_SHORT PROBLEM_
Look through the data below and return each line where "into" appears.

_EXTRACTED RECORDS_
/---
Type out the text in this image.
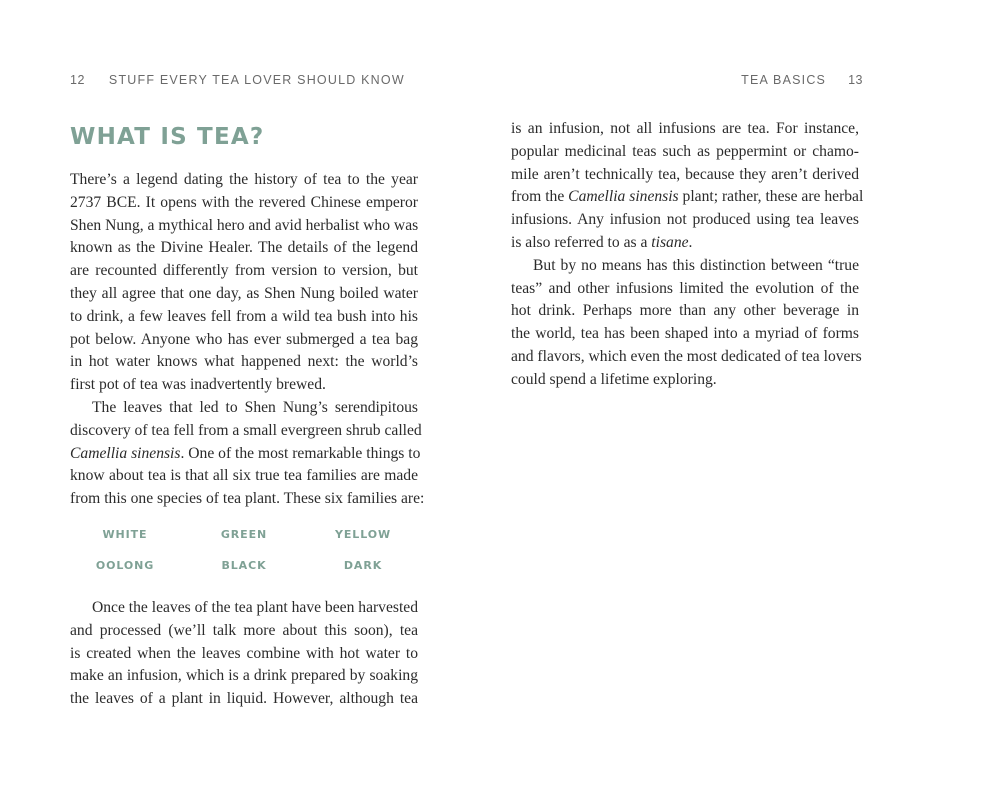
12 STUFF EVERY TEA LOVER SHOULD KNOW
WHAT IS TEA?
There’s a legend dating the history of tea to the year
2737 BCE. It opens with the revered Chinese emperor
Shen Nung, a mythical hero and avid herbalist who was
known as the Divine Healer. The details of the legend
are recounted differently from version to version, but
they all agree that one day, as Shen Nung boiled water
to drink, a few leaves fell from a wild tea bush into his
pot below. Anyone who has ever submerged a tea bag
in hot water knows what happened next: the world’s
first pot of tea was inadvertently brewed.
The leaves that led to Shen Nung’s serendipitous
discovery of tea fell from a small evergreen shrub called
Camellia sinensis. One of the most remarkable things to
know about tea is that all six true tea families are made
from this one species of tea plant. These six families are:
WHITE	GREEN	YELLOW
OOLONG	BLACK	DARK
Once the leaves of the tea plant have been harvested
and processed (we’ll talk more about this soon), tea
is created when the leaves combine with hot water to
make an infusion, which is a drink prepared by soaking
the leaves of a plant in liquid. However, although tea
TEA BASICS 13
is an infusion, not all infusions are tea. For instance,
popular medicinal teas such as peppermint or chamo-
mile aren’t technically tea, because they aren’t derived
from the Camellia sinensis plant; rather, these are herbal
infusions. Any infusion not produced using tea leaves
is also referred to as a tisane.
But by no means has this distinction between “true
teas” and other infusions limited the evolution of the
hot drink. Perhaps more than any other beverage in
the world, tea has been shaped into a myriad of forms
and flavors, which even the most dedicated of tea lovers
could spend a lifetime exploring.
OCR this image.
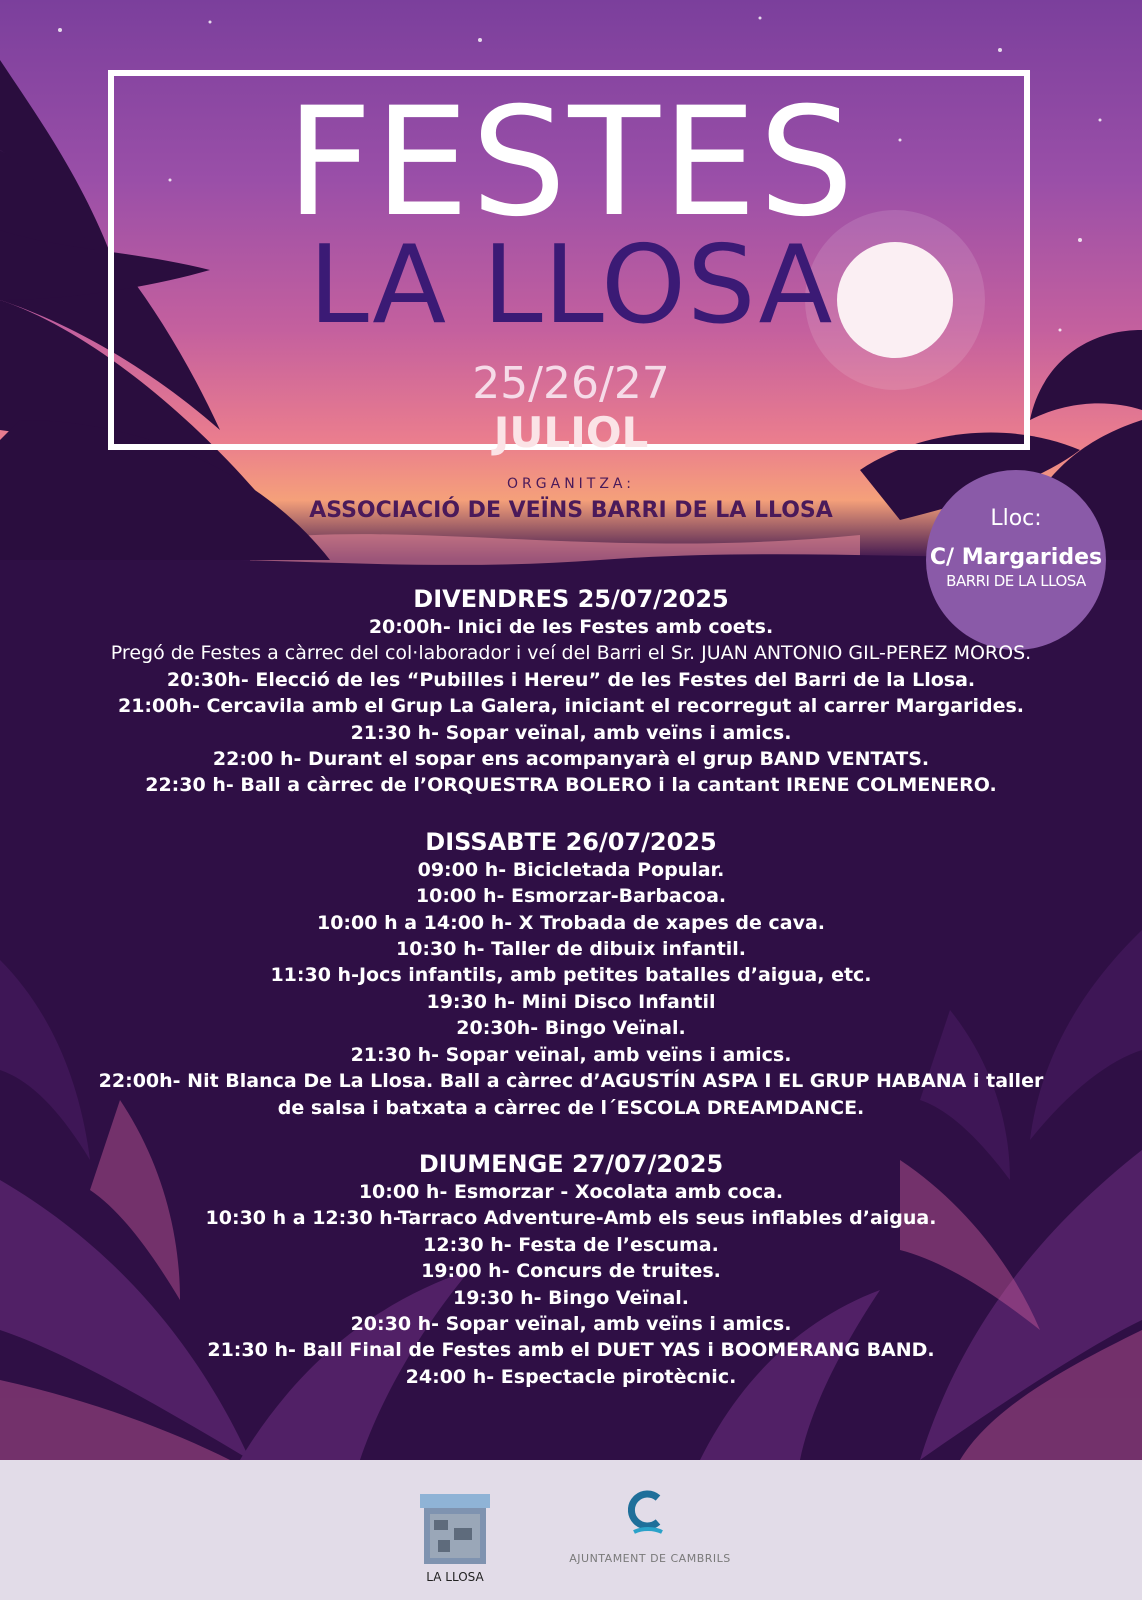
FESTES
LA LLOSA
25/26/27
JULIOL
ORGANITZA:
ASSOCIACIÓ DE VEÏNS BARRI DE LA LLOSA	Lloc:
C/ Margarides
BARRI DE LA LLOSA
DIVENDRES 25/07/2025
20:00h- Inici de les Festes amb coets.
Pregó de Festes a càrrec del col·laborador i veí del Barri el Sr. JUAN ANTONIO GIL-PEREZ MOROS.
20:30h- Elecció de les “Pubilles i Hereu” de les Festes del Barri de la Llosa.
21:00h- Cercavila amb el Grup La Galera, iniciant el recorregut al carrer Margarides.
21:30 h- Sopar veïnal, amb veïns i amics.
22:00 h- Durant el sopar ens acompanyarà el grup BAND VENTATS.
22:30 h- Ball a càrrec de l’ORQUESTRA BOLERO i la cantant IRENE COLMENERO.
DISSABTE 26/07/2025
09:00 h- Bicicletada Popular.
10:00 h- Esmorzar-Barbacoa.
10:00 h a 14:00 h- X Trobada de xapes de cava.
10:30 h- Taller de dibuix infantil.
11:30 h-Jocs infantils, amb petites batalles d’aigua, etc.
19:30 h- Mini Disco Infantil
20:30h- Bingo Veïnal.
21:30 h- Sopar veïnal, amb veïns i amics.
22:00h- Nit Blanca De La Llosa. Ball a càrrec d’AGUSTÍN ASPA I EL GRUP HABANA i taller
de salsa i batxata a càrrec de l´ESCOLA DREAMDANCE.
DIUMENGE 27/07/2025
10:00 h- Esmorzar - Xocolata amb coca.
10:30 h a 12:30 h-Tarraco Adventure-Amb els seus inflables d’aigua.
12:30 h- Festa de l’escuma.
19:00 h- Concurs de truites.
19:30 h- Bingo Veïnal.
20:30 h- Sopar veïnal, amb veïns i amics.
21:30 h- Ball Final de Festes amb el DUET YAS i BOOMERANG BAND.
24:00 h- Espectacle pirotècnic.
LA LLOSA
AJUNTAMENT DE CAMBRILS
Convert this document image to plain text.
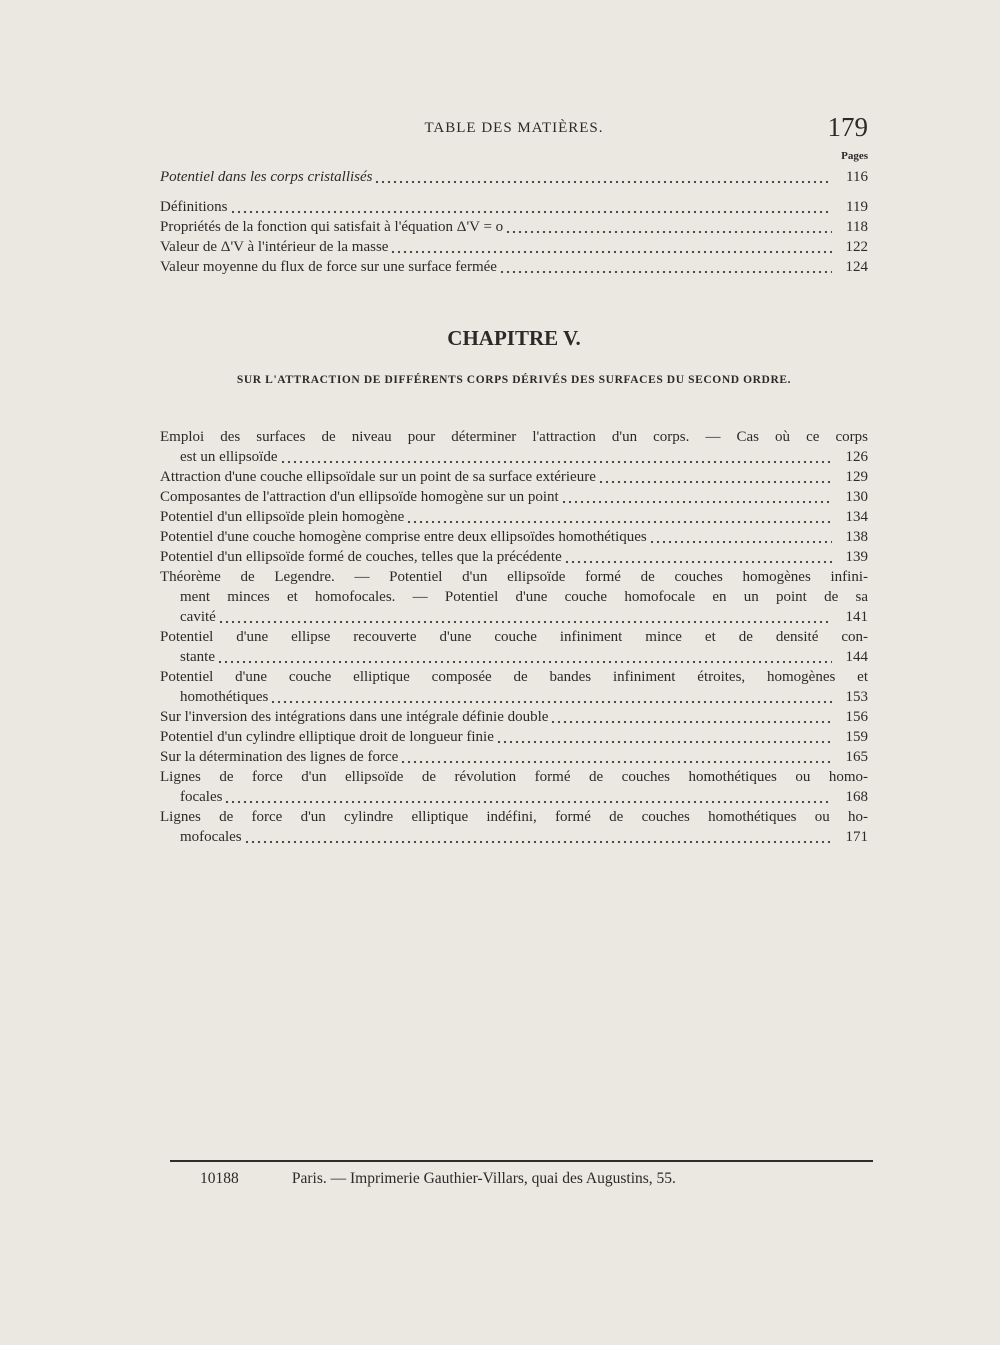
TABLE DES MATIÈRES.	179
Pages
Potentiel dans les corps cristallisés	116
Définitions	119
Propriétés de la fonction qui satisfait à l'équation Δ'V = o	118
Valeur de Δ'V à l'intérieur de la masse	122
Valeur moyenne du flux de force sur une surface fermée	124
CHAPITRE V.
SUR L'ATTRACTION DE DIFFÉRENTS CORPS DÉRIVÉS DES SURFACES DU SECOND ORDRE.
Emploi des surfaces de niveau pour déterminer l'attraction d'un corps. — Cas où ce corps
est un ellipsoïde	126
Attraction d'une couche ellipsoïdale sur un point de sa surface extérieure	129
Composantes de l'attraction d'un ellipsoïde homogène sur un point	130
Potentiel d'un ellipsoïde plein homogène	134
Potentiel d'une couche homogène comprise entre deux ellipsoïdes homothétiques	138
Potentiel d'un ellipsoïde formé de couches, telles que la précédente	139
Théorème de Legendre. — Potentiel d'un ellipsoïde formé de couches homogènes infini-
ment minces et homofocales. — Potentiel d'une couche homofocale en un point de sa
cavité	141
Potentiel d'une ellipse recouverte d'une couche infiniment mince et de densité con-
stante	144
Potentiel d'une couche elliptique composée de bandes infiniment étroites, homogènes et
homothétiques	153
Sur l'inversion des intégrations dans une intégrale définie double	156
Potentiel d'un cylindre elliptique droit de longueur finie	159
Sur la détermination des lignes de force	165
Lignes de force d'un ellipsoïde de révolution formé de couches homothétiques ou homo-
focales	168
Lignes de force d'un cylindre elliptique indéfini, formé de couches homothétiques ou ho-
mofocales	171
10188	Paris. — Imprimerie Gauthier-Villars, quai des Augustins, 55.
\---
_EXERCISE SOLUTION_
to drink, a few leaves fell from a wild tea bush into his
the world, tea has been shaped into a myriad of forms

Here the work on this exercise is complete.